> [EXERCISE DIRECTIONS]: Every entry should be repeated exactly. Omit the pictures.

> [RECORDS FOR THE EXERCISE]:
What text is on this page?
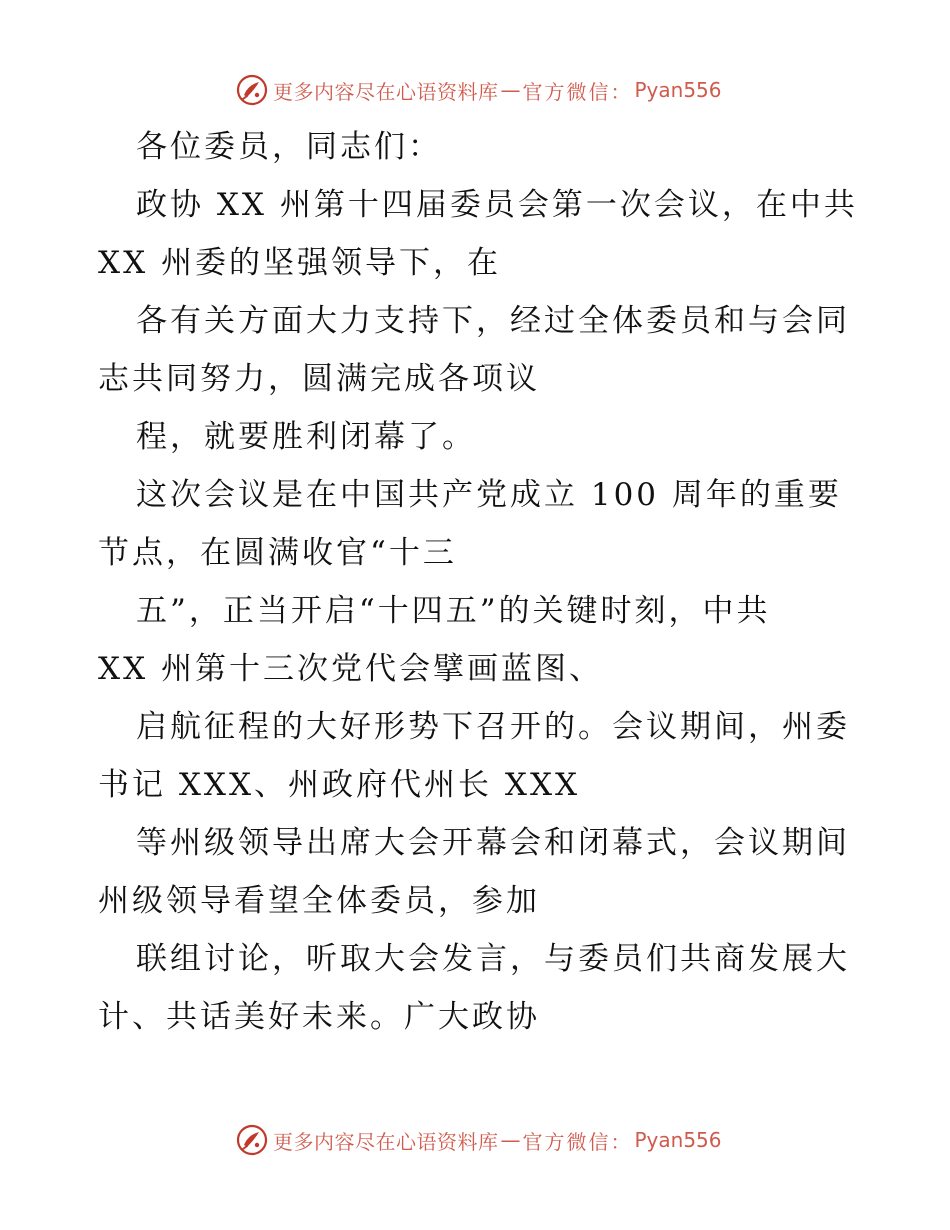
更多内容尽在心语资料库 — 官方微信： Pyan556
各位委员，同志们：
政协 XX 州第十四届委员会第一次会议，在中共
XX 州委的坚强领导下，在
各有关方面大力支持下，经过全体委员和与会同
志共同努力，圆满完成各项议
程，就要胜利闭幕了。
这次会议是在中国共产党成立 100 周年的重要
节点，在圆满收官“十三
五”，正当开启“十四五”的关键时刻，中共
XX 州第十三次党代会擘画蓝图、
启航征程的大好形势下召开的。会议期间，州委
书记 XXX、州政府代州长 XXX
等州级领导出席大会开幕会和闭幕式，会议期间
州级领导看望全体委员，参加
联组讨论，听取大会发言，与委员们共商发展大
计、共话美好未来。广大政协
更多内容尽在心语资料库 — 官方微信： Pyan556
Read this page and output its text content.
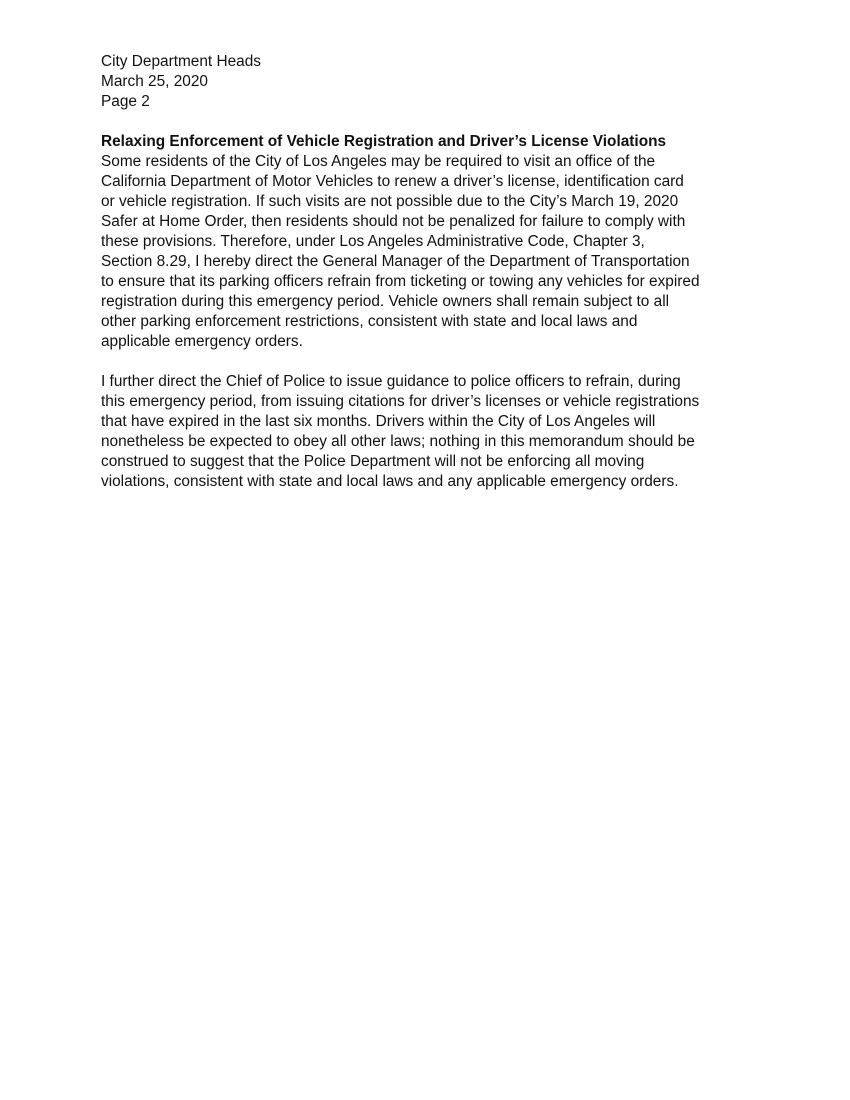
City Department Heads
March 25, 2020
Page 2
Relaxing Enforcement of Vehicle Registration and Driver’s License Violations
Some residents of the City of Los Angeles may be required to visit an office of the
California Department of Motor Vehicles to renew a driver’s license, identification card
or vehicle registration. If such visits are not possible due to the City’s March 19, 2020
Safer at Home Order, then residents should not be penalized for failure to comply with
these provisions. Therefore, under Los Angeles Administrative Code, Chapter 3,
Section 8.29, I hereby direct the General Manager of the Department of Transportation
to ensure that its parking officers refrain from ticketing or towing any vehicles for expired
registration during this emergency period. Vehicle owners shall remain subject to all
other parking enforcement restrictions, consistent with state and local laws and
applicable emergency orders.
I further direct the Chief of Police to issue guidance to police officers to refrain, during
this emergency period, from issuing citations for driver’s licenses or vehicle registrations
that have expired in the last six months. Drivers within the City of Los Angeles will
nonetheless be expected to obey all other laws; nothing in this memorandum should be
construed to suggest that the Police Department will not be enforcing all moving
violations, consistent with state and local laws and any applicable emergency orders.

> [RESULT OF THIS TASK]:
What text is on this page?
更多内容尽在心语资料库 — 官方微信： Pyan556
各位委员，同志们：
政协 XX 州第十四届委员会第一次会议，在中共
XX 州委的坚强领导下，在
各有关方面大力支持下，经过全体委员和与会同
志共同努力，圆满完成各项议
程，就要胜利闭幕了。
这次会议是在中国共产党成立 100 周年的重要
节点，在圆满收官“十三
五”，正当开启“十四五”的关键时刻，中共
XX 州第十三次党代会擘画蓝图、
启航征程的大好形势下召开的。会议期间，州委
书记 XXX、州政府代州长 XXX
等州级领导出席大会开幕会和闭幕式，会议期间
州级领导看望全体委员，参加
联组讨论，听取大会发言，与委员们共商发展大
计、共话美好未来。广大政协
更多内容尽在心语资料库 — 官方微信： Pyan556
Read this page and output its text content.
City Department Heads
March 25, 2020
Page 2
Relaxing Enforcement of Vehicle Registration and Driver’s License Violations
Some residents of the City of Los Angeles may be required to visit an office of the
California Department of Motor Vehicles to renew a driver’s license, identification card
or vehicle registration. If such visits are not possible due to the City’s March 19, 2020
Safer at Home Order, then residents should not be penalized for failure to comply with
these provisions. Therefore, under Los Angeles Administrative Code, Chapter 3,
Section 8.29, I hereby direct the General Manager of the Department of Transportation
to ensure that its parking officers refrain from ticketing or towing any vehicles for expired
registration during this emergency period. Vehicle owners shall remain subject to all
other parking enforcement restrictions, consistent with state and local laws and
applicable emergency orders.
I further direct the Chief of Police to issue guidance to police officers to refrain, during
this emergency period, from issuing citations for driver’s licenses or vehicle registrations
that have expired in the last six months. Drivers within the City of Los Angeles will
nonetheless be expected to obey all other laws; nothing in this memorandum should be
construed to suggest that the Police Department will not be enforcing all moving
violations, consistent with state and local laws and any applicable emergency orders.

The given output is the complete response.